=== Directions ===
Gather the lines below that include the string "JSON", copying each in full.

=== Extracted material ===
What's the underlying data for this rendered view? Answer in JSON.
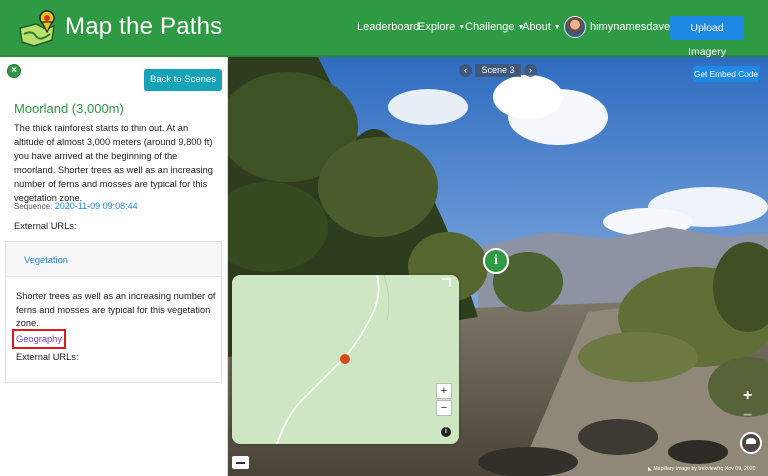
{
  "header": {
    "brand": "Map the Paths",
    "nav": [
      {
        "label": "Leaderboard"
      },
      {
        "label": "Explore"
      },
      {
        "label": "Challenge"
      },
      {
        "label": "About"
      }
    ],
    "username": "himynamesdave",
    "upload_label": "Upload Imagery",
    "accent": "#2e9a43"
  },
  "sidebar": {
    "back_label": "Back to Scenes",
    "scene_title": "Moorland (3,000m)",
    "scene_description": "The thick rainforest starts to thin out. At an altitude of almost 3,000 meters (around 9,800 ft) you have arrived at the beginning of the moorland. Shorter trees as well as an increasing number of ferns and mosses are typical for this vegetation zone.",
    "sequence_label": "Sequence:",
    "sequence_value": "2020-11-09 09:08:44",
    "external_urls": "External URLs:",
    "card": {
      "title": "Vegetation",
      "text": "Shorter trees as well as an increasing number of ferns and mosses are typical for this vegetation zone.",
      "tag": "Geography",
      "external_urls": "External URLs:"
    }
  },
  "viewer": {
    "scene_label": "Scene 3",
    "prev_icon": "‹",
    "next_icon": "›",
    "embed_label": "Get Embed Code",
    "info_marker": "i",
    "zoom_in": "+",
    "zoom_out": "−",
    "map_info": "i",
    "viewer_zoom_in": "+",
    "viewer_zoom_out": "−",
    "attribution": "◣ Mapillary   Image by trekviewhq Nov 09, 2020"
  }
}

* * *

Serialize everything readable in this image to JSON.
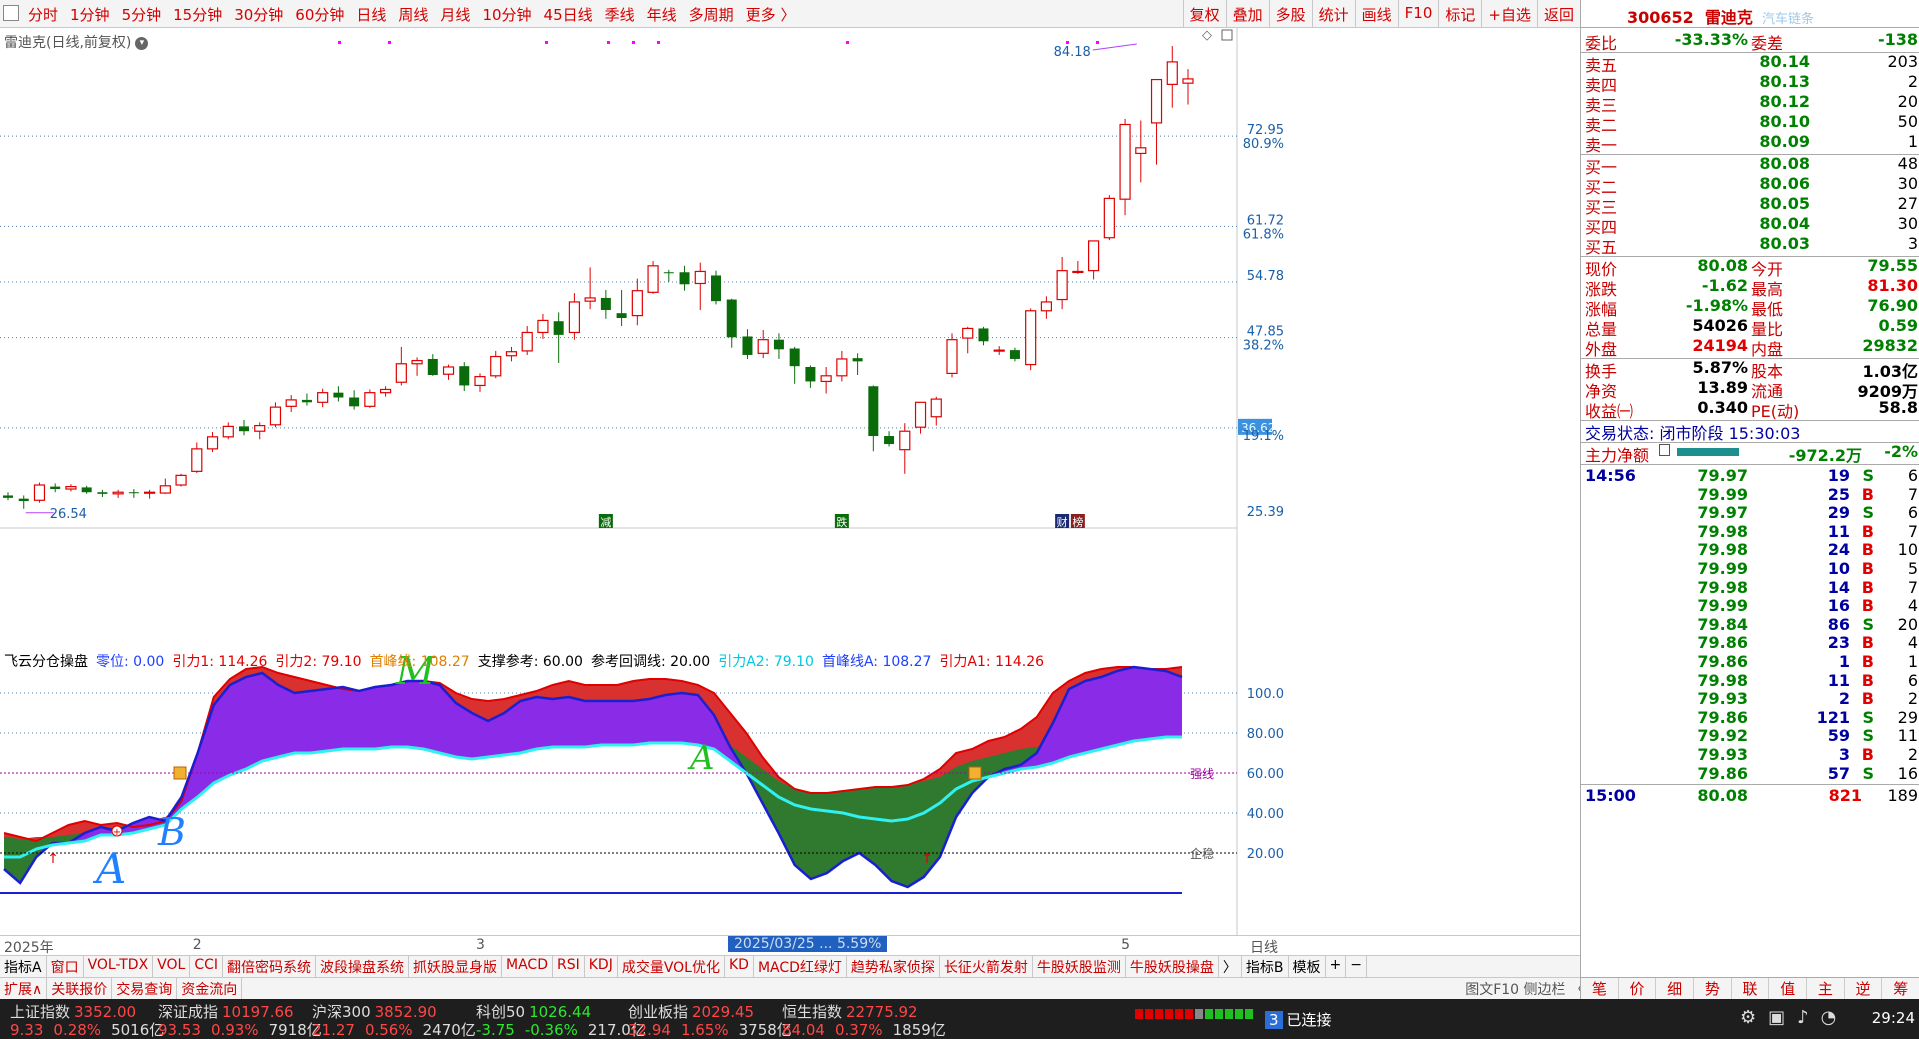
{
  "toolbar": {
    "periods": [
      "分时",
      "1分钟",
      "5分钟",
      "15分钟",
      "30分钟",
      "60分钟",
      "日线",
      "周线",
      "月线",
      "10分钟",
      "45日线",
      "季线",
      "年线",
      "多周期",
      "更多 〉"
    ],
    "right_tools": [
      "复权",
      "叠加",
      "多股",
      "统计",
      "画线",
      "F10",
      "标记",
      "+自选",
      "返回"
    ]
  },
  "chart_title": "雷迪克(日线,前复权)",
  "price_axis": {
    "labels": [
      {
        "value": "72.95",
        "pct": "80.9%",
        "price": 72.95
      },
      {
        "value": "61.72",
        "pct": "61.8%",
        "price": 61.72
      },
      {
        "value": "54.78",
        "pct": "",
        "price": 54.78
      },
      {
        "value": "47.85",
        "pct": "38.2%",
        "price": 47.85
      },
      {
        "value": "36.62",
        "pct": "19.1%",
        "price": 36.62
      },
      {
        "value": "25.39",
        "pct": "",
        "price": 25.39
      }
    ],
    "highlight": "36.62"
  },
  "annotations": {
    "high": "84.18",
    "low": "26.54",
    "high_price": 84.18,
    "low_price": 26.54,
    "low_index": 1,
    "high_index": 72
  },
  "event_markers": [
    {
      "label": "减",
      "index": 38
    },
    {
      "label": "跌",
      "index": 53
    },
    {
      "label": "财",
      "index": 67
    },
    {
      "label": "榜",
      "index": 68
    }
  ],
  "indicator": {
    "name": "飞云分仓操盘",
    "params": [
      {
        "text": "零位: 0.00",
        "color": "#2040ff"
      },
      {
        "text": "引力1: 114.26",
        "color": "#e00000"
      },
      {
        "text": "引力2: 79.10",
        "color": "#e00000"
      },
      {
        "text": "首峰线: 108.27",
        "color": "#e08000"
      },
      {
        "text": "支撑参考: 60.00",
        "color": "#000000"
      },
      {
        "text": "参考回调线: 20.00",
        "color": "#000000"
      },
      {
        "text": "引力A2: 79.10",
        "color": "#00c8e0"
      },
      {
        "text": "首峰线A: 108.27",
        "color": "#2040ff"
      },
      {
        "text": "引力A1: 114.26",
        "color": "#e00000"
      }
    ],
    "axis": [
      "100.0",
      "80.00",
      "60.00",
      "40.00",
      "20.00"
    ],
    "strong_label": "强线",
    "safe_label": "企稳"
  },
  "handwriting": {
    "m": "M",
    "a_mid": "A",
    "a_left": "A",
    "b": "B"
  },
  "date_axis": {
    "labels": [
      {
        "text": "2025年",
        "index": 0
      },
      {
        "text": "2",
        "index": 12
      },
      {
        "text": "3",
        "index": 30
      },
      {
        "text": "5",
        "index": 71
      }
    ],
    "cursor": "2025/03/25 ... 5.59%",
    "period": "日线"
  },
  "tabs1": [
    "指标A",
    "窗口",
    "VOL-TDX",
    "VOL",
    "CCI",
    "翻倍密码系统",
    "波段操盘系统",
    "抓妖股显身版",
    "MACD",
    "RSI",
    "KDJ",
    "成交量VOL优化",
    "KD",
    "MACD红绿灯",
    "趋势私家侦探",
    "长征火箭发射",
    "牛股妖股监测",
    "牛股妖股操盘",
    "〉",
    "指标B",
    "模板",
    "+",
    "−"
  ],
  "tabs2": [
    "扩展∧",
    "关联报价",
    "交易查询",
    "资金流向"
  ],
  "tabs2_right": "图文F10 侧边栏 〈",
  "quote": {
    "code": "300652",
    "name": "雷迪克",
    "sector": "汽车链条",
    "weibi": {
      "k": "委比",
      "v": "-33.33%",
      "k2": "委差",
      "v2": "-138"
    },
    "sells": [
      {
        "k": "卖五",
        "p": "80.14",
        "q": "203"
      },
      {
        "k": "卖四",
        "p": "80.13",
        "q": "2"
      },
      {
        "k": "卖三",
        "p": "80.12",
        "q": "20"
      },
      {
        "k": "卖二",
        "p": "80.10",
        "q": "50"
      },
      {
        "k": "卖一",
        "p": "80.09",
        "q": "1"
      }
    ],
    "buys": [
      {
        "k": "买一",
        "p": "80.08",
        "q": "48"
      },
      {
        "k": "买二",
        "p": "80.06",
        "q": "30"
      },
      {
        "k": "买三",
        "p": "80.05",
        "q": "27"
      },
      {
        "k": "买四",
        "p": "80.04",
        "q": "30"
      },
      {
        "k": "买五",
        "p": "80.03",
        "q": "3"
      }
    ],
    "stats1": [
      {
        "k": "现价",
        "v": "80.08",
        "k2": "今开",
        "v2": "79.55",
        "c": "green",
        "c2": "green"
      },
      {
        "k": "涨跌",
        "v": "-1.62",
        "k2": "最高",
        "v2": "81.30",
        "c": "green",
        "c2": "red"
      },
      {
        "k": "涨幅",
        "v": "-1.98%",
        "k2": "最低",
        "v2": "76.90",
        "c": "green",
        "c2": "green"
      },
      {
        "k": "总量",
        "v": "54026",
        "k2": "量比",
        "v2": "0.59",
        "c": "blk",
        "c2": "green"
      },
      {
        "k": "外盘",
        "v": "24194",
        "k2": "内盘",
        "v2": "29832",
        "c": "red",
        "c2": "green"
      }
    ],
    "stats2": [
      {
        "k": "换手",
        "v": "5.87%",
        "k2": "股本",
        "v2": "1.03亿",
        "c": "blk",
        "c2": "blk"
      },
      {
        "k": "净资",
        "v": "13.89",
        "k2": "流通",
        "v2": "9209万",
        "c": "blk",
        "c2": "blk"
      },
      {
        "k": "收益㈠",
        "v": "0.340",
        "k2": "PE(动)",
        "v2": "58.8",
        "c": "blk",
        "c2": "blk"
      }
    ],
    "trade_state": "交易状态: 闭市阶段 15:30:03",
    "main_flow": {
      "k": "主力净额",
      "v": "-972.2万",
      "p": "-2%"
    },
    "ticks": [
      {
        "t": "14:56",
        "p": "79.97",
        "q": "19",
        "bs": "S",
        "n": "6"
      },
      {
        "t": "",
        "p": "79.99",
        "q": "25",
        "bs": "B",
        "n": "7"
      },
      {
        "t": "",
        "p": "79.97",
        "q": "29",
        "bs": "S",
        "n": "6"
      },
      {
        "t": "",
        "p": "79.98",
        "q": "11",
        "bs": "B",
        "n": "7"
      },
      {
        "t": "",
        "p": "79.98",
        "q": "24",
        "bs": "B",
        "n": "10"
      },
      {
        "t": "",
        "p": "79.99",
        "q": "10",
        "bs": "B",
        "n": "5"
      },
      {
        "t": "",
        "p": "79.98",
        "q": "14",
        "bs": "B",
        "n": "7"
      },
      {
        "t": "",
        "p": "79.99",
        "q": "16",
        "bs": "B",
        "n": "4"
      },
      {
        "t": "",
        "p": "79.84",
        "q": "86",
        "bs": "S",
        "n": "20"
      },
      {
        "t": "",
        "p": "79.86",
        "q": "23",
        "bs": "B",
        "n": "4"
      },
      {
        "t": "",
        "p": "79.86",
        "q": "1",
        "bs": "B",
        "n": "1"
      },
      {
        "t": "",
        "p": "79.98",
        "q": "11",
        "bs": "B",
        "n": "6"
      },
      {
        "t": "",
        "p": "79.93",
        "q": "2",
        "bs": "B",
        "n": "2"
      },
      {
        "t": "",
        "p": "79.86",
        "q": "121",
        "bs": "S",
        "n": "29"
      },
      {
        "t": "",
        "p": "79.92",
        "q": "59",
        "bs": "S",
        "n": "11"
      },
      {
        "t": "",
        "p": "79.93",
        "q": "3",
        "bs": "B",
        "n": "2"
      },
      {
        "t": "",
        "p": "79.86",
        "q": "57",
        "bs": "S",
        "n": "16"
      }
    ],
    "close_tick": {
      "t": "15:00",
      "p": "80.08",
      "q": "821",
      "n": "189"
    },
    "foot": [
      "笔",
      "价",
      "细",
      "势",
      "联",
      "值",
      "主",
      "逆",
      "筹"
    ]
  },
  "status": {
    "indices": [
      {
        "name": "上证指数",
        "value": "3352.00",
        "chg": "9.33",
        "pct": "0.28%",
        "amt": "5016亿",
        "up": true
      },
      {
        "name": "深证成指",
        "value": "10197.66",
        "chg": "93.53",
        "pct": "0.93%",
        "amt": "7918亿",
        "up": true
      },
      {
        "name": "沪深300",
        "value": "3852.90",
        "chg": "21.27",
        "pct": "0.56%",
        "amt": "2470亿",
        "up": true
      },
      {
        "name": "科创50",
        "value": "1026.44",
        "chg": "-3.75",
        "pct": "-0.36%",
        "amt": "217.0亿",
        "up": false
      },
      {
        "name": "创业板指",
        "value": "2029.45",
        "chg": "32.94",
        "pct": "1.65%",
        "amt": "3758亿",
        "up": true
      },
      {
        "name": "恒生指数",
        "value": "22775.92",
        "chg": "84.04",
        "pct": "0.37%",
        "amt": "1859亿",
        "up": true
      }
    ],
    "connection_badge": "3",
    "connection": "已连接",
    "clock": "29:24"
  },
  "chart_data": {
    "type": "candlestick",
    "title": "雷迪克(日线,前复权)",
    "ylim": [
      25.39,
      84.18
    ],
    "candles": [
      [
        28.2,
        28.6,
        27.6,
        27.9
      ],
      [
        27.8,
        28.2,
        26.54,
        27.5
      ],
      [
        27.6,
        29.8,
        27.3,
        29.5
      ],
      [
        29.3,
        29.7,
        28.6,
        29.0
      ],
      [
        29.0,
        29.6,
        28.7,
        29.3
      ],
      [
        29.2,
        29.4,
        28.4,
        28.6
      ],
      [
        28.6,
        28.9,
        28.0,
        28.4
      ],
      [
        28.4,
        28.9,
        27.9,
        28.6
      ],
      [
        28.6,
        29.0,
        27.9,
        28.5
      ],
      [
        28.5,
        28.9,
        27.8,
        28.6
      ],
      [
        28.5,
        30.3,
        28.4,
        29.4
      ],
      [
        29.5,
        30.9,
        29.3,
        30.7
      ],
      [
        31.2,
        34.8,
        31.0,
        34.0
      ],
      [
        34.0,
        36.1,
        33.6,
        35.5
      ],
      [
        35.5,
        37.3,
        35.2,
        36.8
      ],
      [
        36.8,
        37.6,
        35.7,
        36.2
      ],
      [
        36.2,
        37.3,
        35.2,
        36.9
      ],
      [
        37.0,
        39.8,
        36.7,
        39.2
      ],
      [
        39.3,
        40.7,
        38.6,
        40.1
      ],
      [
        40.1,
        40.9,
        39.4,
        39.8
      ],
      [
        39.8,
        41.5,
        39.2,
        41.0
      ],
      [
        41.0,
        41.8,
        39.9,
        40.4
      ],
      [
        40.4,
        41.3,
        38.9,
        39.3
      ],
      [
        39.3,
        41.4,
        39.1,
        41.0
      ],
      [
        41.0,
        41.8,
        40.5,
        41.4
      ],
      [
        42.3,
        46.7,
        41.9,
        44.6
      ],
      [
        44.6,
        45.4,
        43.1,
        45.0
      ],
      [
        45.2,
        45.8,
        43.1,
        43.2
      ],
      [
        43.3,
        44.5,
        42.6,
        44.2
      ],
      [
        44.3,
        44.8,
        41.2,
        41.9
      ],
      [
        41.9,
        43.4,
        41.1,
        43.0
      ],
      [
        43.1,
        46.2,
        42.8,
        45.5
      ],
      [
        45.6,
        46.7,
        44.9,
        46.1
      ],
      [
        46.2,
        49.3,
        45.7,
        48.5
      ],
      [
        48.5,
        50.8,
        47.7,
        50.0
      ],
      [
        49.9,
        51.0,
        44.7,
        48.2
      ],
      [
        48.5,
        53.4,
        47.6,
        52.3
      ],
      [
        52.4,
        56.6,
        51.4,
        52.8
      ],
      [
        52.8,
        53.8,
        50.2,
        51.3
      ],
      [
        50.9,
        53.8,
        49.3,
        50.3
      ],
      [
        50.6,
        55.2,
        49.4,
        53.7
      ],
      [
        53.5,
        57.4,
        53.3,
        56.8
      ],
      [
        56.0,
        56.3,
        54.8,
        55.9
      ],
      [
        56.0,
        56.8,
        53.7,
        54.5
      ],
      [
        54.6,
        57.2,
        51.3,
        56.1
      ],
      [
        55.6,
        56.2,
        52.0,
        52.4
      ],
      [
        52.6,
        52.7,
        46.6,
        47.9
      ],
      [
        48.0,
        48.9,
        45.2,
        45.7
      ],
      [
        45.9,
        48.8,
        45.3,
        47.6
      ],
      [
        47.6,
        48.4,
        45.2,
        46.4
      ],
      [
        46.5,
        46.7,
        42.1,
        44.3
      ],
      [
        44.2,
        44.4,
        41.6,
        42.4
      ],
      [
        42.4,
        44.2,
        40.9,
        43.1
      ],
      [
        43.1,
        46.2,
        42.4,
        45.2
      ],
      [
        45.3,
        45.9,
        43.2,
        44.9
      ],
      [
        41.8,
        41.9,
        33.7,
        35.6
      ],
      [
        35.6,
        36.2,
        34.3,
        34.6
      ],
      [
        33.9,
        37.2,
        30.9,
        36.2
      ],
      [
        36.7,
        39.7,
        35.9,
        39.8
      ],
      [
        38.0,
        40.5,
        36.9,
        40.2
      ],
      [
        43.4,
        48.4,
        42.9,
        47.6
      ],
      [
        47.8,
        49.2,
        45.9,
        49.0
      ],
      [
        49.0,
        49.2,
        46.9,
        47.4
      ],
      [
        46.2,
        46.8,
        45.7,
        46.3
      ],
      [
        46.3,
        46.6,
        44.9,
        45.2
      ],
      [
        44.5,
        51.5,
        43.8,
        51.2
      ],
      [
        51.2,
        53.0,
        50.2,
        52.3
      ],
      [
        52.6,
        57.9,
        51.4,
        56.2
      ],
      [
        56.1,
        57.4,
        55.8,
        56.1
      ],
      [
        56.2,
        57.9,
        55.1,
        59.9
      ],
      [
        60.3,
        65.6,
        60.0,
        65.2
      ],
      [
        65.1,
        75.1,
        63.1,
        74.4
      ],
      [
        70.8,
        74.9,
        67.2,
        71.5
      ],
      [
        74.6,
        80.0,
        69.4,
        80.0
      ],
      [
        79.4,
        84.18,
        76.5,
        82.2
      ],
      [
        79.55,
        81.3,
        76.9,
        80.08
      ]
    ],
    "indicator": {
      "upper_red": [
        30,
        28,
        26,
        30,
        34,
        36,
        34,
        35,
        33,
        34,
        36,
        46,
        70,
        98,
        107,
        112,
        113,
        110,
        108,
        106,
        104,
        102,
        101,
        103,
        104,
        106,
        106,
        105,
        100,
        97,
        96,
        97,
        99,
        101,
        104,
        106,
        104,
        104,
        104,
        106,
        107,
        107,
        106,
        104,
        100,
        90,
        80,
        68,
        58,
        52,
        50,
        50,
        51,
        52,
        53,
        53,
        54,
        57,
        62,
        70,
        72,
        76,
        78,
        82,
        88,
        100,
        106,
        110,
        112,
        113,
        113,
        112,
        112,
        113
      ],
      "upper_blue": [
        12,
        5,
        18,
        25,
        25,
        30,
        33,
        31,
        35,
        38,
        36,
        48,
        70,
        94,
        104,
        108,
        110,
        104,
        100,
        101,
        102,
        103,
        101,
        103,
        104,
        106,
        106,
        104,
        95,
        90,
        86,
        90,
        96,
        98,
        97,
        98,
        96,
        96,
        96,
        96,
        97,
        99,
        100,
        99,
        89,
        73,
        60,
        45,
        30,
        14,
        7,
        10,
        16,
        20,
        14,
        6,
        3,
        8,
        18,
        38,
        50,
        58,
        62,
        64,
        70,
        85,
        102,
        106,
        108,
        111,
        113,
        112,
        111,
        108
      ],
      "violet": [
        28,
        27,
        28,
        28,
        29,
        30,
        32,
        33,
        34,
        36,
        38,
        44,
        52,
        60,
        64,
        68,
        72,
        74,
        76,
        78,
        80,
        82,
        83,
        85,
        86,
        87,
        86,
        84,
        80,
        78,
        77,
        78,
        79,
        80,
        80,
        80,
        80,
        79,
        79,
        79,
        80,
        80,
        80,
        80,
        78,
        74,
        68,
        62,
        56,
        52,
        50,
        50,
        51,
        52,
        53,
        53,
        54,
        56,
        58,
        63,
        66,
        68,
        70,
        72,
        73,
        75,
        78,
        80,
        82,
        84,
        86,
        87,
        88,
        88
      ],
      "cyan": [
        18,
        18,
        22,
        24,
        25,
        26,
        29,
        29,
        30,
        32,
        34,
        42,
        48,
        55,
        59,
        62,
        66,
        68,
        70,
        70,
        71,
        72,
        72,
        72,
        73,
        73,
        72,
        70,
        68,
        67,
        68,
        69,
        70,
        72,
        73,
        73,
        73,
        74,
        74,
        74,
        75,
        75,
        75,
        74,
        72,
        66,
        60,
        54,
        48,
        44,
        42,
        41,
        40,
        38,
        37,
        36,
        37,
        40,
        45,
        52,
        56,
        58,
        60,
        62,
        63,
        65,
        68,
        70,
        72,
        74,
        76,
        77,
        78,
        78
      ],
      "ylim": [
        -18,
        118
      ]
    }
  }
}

=== Written response ===
What's the underlying data for this rendered view? Answer in JSON.
Serialize everything readable in this image to JSON.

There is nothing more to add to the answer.